» Stated task
Identify the lines that contain the string "label" and report only how many there are.

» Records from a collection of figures
--
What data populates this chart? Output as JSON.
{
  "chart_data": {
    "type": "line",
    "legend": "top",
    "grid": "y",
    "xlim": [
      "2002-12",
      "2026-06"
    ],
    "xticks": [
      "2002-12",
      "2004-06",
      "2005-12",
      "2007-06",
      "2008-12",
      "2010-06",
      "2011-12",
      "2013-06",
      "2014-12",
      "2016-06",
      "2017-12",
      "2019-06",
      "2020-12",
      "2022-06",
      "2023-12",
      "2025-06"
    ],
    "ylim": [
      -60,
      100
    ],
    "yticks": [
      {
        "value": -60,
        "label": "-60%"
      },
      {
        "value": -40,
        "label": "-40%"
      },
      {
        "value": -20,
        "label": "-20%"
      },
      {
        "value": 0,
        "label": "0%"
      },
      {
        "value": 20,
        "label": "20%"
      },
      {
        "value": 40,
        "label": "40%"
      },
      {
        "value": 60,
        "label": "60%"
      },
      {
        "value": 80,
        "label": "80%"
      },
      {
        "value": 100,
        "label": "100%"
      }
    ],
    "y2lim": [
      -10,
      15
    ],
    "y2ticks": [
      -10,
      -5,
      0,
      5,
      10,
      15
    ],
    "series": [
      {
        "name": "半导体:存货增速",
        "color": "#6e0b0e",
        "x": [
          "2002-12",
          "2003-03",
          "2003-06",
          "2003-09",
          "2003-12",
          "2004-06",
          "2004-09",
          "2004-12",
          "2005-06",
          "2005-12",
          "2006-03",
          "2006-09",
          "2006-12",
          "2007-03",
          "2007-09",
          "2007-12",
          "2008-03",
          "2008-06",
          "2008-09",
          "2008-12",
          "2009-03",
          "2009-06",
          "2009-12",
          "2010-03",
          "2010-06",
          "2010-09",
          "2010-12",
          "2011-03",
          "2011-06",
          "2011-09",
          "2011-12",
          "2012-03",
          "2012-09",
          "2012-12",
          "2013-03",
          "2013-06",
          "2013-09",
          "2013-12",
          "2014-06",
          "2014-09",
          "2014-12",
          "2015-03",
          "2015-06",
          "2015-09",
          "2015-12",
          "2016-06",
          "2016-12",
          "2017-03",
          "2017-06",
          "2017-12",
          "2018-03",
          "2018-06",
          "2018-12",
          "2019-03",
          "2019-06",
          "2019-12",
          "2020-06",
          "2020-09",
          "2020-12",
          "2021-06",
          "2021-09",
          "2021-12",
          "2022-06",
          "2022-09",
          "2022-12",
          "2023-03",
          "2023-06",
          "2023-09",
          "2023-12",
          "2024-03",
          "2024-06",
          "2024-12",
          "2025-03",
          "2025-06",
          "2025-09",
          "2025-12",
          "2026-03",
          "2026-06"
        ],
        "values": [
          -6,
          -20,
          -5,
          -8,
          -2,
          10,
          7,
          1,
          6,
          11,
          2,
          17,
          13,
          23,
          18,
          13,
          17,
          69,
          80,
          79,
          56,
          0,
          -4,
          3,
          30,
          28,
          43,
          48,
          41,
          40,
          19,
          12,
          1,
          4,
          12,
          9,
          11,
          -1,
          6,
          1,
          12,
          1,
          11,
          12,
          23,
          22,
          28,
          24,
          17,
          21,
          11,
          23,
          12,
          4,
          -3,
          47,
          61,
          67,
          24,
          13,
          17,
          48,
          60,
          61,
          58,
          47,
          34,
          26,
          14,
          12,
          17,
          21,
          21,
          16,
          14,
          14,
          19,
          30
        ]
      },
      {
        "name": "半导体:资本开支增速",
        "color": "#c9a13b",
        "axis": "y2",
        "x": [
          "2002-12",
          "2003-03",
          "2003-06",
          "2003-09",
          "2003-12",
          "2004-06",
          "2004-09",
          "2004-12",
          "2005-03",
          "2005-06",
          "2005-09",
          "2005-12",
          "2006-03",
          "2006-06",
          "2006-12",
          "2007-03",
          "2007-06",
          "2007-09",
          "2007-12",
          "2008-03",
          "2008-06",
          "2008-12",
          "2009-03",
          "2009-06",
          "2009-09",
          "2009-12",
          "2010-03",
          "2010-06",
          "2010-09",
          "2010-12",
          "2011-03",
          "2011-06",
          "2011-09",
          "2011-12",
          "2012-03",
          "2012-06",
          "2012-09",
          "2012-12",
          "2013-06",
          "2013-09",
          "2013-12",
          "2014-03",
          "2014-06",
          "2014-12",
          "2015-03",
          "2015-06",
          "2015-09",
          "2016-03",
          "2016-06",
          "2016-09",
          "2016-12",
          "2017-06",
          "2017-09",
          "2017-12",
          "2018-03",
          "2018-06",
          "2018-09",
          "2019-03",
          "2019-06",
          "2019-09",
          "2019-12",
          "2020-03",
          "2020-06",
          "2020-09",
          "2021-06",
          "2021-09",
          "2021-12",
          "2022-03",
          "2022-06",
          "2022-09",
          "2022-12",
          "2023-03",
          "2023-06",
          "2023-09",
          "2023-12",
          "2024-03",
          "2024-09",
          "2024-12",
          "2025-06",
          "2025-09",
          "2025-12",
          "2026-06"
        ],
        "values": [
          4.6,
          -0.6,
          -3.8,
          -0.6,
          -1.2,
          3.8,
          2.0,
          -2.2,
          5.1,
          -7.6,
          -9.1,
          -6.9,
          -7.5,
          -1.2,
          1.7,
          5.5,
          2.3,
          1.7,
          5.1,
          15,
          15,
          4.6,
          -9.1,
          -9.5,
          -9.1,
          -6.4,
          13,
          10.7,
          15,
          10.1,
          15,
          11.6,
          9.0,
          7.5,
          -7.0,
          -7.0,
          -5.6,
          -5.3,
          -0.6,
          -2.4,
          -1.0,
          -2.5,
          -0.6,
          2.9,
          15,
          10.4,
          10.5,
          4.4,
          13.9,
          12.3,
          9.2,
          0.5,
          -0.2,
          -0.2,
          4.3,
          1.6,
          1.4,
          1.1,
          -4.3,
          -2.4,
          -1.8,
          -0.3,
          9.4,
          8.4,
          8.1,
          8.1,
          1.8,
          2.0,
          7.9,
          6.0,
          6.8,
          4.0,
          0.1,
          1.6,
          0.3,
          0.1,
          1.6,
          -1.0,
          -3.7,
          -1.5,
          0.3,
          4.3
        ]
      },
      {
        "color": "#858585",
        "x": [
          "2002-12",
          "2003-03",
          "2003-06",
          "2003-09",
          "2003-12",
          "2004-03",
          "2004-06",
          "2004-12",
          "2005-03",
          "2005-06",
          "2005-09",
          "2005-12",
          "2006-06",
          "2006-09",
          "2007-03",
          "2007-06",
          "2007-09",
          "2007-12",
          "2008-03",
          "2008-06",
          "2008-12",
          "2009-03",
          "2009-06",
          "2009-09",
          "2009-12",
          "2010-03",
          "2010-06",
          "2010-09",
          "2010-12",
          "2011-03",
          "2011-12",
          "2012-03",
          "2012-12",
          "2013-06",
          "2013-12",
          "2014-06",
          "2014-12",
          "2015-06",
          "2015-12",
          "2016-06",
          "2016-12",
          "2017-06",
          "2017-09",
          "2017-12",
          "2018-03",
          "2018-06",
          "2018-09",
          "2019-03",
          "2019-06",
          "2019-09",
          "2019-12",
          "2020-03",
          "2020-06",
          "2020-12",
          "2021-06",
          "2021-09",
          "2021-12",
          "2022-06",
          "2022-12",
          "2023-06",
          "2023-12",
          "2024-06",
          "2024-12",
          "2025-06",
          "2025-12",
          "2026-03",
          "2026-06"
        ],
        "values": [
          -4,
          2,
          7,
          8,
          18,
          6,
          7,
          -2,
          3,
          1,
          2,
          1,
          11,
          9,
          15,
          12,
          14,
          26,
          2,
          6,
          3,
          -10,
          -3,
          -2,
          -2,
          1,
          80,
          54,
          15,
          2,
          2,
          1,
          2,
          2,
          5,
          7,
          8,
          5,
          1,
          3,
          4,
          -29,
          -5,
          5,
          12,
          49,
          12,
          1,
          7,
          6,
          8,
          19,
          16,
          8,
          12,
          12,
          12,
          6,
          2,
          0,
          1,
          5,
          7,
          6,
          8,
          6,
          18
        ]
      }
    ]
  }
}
--
» Result for this task
9